----- RECORDS FOR THE EXERCISE

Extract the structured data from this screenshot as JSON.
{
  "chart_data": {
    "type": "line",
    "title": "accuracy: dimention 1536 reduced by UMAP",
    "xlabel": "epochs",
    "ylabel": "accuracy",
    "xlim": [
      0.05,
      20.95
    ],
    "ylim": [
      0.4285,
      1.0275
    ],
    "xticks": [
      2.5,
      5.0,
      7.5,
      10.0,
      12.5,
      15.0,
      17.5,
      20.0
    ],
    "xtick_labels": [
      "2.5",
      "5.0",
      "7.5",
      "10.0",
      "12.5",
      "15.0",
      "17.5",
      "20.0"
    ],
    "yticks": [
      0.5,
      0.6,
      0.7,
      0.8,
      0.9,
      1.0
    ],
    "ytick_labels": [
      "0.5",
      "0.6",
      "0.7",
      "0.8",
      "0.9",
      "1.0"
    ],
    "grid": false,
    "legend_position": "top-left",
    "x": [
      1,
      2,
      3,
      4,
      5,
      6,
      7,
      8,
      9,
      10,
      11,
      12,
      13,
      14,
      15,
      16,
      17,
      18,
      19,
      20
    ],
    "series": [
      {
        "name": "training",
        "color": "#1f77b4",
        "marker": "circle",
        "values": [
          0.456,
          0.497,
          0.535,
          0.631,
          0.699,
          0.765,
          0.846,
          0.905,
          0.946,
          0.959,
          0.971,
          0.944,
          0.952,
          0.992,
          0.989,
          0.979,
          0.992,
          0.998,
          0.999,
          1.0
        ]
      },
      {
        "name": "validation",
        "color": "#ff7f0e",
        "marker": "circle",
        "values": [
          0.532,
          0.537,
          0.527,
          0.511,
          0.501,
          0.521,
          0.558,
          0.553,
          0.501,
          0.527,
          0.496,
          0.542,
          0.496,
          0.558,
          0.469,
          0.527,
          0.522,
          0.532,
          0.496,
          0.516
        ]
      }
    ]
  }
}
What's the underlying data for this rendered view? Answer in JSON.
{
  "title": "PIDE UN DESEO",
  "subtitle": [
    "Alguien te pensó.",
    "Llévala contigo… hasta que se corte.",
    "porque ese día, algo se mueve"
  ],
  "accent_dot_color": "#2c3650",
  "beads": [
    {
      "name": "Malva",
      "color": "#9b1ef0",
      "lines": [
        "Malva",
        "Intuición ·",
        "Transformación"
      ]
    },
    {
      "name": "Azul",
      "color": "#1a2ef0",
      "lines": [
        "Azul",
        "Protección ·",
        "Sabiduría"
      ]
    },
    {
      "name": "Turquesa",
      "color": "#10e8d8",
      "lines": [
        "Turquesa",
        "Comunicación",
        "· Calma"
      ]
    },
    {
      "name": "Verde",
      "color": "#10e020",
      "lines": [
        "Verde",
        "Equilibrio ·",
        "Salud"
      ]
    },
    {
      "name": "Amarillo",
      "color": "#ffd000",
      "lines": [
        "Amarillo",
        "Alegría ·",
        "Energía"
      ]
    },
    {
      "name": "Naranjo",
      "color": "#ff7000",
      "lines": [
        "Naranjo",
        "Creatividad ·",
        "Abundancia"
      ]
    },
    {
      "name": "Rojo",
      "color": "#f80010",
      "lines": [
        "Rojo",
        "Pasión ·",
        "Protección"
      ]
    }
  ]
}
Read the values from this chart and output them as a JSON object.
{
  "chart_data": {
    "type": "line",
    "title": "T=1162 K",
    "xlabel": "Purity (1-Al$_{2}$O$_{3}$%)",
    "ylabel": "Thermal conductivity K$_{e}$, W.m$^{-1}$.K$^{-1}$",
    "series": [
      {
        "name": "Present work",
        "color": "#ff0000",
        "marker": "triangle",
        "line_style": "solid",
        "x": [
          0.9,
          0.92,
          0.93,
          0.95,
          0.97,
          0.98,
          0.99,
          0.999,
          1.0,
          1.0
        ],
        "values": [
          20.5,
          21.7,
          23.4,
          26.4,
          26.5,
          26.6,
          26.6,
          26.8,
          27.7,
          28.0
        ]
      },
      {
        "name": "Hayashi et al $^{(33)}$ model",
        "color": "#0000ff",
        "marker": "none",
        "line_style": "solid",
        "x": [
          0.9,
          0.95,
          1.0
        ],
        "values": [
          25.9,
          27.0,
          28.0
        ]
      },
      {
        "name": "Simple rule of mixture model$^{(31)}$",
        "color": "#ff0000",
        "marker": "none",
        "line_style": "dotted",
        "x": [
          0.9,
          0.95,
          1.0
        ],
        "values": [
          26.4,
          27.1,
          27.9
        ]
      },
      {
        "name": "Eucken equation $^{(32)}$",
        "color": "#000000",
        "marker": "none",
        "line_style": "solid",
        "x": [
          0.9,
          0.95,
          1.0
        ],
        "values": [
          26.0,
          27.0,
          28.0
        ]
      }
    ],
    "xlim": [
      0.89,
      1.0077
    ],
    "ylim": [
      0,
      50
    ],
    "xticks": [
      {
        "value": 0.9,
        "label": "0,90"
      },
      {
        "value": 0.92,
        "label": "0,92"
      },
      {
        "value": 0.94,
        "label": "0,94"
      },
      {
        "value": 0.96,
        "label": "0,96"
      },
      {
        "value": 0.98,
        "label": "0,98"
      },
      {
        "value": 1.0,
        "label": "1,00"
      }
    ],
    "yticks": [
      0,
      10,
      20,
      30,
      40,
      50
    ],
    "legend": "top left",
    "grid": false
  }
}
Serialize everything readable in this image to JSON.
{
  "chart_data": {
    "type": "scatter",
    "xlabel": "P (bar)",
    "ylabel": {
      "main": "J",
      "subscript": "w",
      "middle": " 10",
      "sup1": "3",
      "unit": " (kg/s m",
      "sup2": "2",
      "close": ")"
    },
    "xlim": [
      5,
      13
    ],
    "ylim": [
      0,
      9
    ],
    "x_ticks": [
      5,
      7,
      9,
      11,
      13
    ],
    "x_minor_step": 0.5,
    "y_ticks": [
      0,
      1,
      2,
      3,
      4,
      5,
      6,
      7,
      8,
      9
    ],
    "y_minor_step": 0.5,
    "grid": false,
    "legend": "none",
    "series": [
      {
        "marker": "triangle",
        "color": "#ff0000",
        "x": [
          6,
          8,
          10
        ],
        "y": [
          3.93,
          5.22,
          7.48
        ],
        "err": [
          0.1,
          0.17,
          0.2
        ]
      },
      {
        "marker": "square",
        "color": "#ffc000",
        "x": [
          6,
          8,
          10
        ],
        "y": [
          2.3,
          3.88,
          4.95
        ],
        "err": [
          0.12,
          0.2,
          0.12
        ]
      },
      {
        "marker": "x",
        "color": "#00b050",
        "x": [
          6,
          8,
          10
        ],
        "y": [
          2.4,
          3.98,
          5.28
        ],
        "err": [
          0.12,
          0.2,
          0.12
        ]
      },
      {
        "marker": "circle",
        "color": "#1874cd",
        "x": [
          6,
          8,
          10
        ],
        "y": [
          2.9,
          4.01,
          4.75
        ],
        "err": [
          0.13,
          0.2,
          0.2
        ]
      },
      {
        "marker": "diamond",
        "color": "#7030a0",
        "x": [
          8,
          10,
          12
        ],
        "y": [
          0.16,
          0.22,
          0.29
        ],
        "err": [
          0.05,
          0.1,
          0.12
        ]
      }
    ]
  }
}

----------

#### SET PROBLEM:
Repeat each record exactly, leaving nothing out.

#### ANSWER TO THE TASK:
Extract the structured data from this screenshot as JSON.
{
  "chart_data": {
    "type": "line",
    "title": "accuracy: dimention 1536 reduced by UMAP",
    "xlabel": "epochs",
    "ylabel": "accuracy",
    "xlim": [
      0.05,
      20.95
    ],
    "ylim": [
      0.4285,
      1.0275
    ],
    "xticks": [
      2.5,
      5.0,
      7.5,
      10.0,
      12.5,
      15.0,
      17.5,
      20.0
    ],
    "xtick_labels": [
      "2.5",
      "5.0",
      "7.5",
      "10.0",
      "12.5",
      "15.0",
      "17.5",
      "20.0"
    ],
    "yticks": [
      0.5,
      0.6,
      0.7,
      0.8,
      0.9,
      1.0
    ],
    "ytick_labels": [
      "0.5",
      "0.6",
      "0.7",
      "0.8",
      "0.9",
      "1.0"
    ],
    "grid": false,
    "legend_position": "top-left",
    "x": [
      1,
      2,
      3,
      4,
      5,
      6,
      7,
      8,
      9,
      10,
      11,
      12,
      13,
      14,
      15,
      16,
      17,
      18,
      19,
      20
    ],
    "series": [
      {
        "name": "training",
        "color": "#1f77b4",
        "marker": "circle",
        "values": [
          0.456,
          0.497,
          0.535,
          0.631,
          0.699,
          0.765,
          0.846,
          0.905,
          0.946,
          0.959,
          0.971,
          0.944,
          0.952,
          0.992,
          0.989,
          0.979,
          0.992,
          0.998,
          0.999,
          1.0
        ]
      },
      {
        "name": "validation",
        "color": "#ff7f0e",
        "marker": "circle",
        "values": [
          0.532,
          0.537,
          0.527,
          0.511,
          0.501,
          0.521,
          0.558,
          0.553,
          0.501,
          0.527,
          0.496,
          0.542,
          0.496,
          0.558,
          0.469,
          0.527,
          0.522,
          0.532,
          0.496,
          0.516
        ]
      }
    ]
  }
}
What's the underlying data for this rendered view? Answer in JSON.
{
  "title": "PIDE UN DESEO",
  "subtitle": [
    "Alguien te pensó.",
    "Llévala contigo… hasta que se corte.",
    "porque ese día, algo se mueve"
  ],
  "accent_dot_color": "#2c3650",
  "beads": [
    {
      "name": "Malva",
      "color": "#9b1ef0",
      "lines": [
        "Malva",
        "Intuición ·",
        "Transformación"
      ]
    },
    {
      "name": "Azul",
      "color": "#1a2ef0",
      "lines": [
        "Azul",
        "Protección ·",
        "Sabiduría"
      ]
    },
    {
      "name": "Turquesa",
      "color": "#10e8d8",
      "lines": [
        "Turquesa",
        "Comunicación",
        "· Calma"
      ]
    },
    {
      "name": "Verde",
      "color": "#10e020",
      "lines": [
        "Verde",
        "Equilibrio ·",
        "Salud"
      ]
    },
    {
      "name": "Amarillo",
      "color": "#ffd000",
      "lines": [
        "Amarillo",
        "Alegría ·",
        "Energía"
      ]
    },
    {
      "name": "Naranjo",
      "color": "#ff7000",
      "lines": [
        "Naranjo",
        "Creatividad ·",
        "Abundancia"
      ]
    },
    {
      "name": "Rojo",
      "color": "#f80010",
      "lines": [
        "Rojo",
        "Pasión ·",
        "Protección"
      ]
    }
  ]
}
Read the values from this chart and output them as a JSON object.
{
  "chart_data": {
    "type": "line",
    "title": "T=1162 K",
    "xlabel": "Purity (1-Al$_{2}$O$_{3}$%)",
    "ylabel": "Thermal conductivity K$_{e}$, W.m$^{-1}$.K$^{-1}$",
    "series": [
      {
        "name": "Present work",
        "color": "#ff0000",
        "marker": "triangle",
        "line_style": "solid",
        "x": [
          0.9,
          0.92,
          0.93,
          0.95,
          0.97,
          0.98,
          0.99,
          0.999,
          1.0,
          1.0
        ],
        "values": [
          20.5,
          21.7,
          23.4,
          26.4,
          26.5,
          26.6,
          26.6,
          26.8,
          27.7,
          28.0
        ]
      },
      {
        "name": "Hayashi et al $^{(33)}$ model",
        "color": "#0000ff",
        "marker": "none",
        "line_style": "solid",
        "x": [
          0.9,
          0.95,
          1.0
        ],
        "values": [
          25.9,
          27.0,
          28.0
        ]
      },
      {
        "name": "Simple rule of mixture model$^{(31)}$",
        "color": "#ff0000",
        "marker": "none",
        "line_style": "dotted",
        "x": [
          0.9,
          0.95,
          1.0
        ],
        "values": [
          26.4,
          27.1,
          27.9
        ]
      },
      {
        "name": "Eucken equation $^{(32)}$",
        "color": "#000000",
        "marker": "none",
        "line_style": "solid",
        "x": [
          0.9,
          0.95,
          1.0
        ],
        "values": [
          26.0,
          27.0,
          28.0
        ]
      }
    ],
    "xlim": [
      0.89,
      1.0077
    ],
    "ylim": [
      0,
      50
    ],
    "xticks": [
      {
        "value": 0.9,
        "label": "0,90"
      },
      {
        "value": 0.92,
        "label": "0,92"
      },
      {
        "value": 0.94,
        "label": "0,94"
      },
      {
        "value": 0.96,
        "label": "0,96"
      },
      {
        "value": 0.98,
        "label": "0,98"
      },
      {
        "value": 1.0,
        "label": "1,00"
      }
    ],
    "yticks": [
      0,
      10,
      20,
      30,
      40,
      50
    ],
    "legend": "top left",
    "grid": false
  }
}
Serialize everything readable in this image to JSON.
{
  "chart_data": {
    "type": "scatter",
    "xlabel": "P (bar)",
    "ylabel": {
      "main": "J",
      "subscript": "w",
      "middle": " 10",
      "sup1": "3",
      "unit": " (kg/s m",
      "sup2": "2",
      "close": ")"
    },
    "xlim": [
      5,
      13
    ],
    "ylim": [
      0,
      9
    ],
    "x_ticks": [
      5,
      7,
      9,
      11,
      13
    ],
    "x_minor_step": 0.5,
    "y_ticks": [
      0,
      1,
      2,
      3,
      4,
      5,
      6,
      7,
      8,
      9
    ],
    "y_minor_step": 0.5,
    "grid": false,
    "legend": "none",
    "series": [
      {
        "marker": "triangle",
        "color": "#ff0000",
        "x": [
          6,
          8,
          10
        ],
        "y": [
          3.93,
          5.22,
          7.48
        ],
        "err": [
          0.1,
          0.17,
          0.2
        ]
      },
      {
        "marker": "square",
        "color": "#ffc000",
        "x": [
          6,
          8,
          10
        ],
        "y": [
          2.3,
          3.88,
          4.95
        ],
        "err": [
          0.12,
          0.2,
          0.12
        ]
      },
      {
        "marker": "x",
        "color": "#00b050",
        "x": [
          6,
          8,
          10
        ],
        "y": [
          2.4,
          3.98,
          5.28
        ],
        "err": [
          0.12,
          0.2,
          0.12
        ]
      },
      {
        "marker": "circle",
        "color": "#1874cd",
        "x": [
          6,
          8,
          10
        ],
        "y": [
          2.9,
          4.01,
          4.75
        ],
        "err": [
          0.13,
          0.2,
          0.2
        ]
      },
      {
        "marker": "diamond",
        "color": "#7030a0",
        "x": [
          8,
          10,
          12
        ],
        "y": [
          0.16,
          0.22,
          0.29
        ],
        "err": [
          0.05,
          0.1,
          0.12
        ]
      }
    ]
  }
}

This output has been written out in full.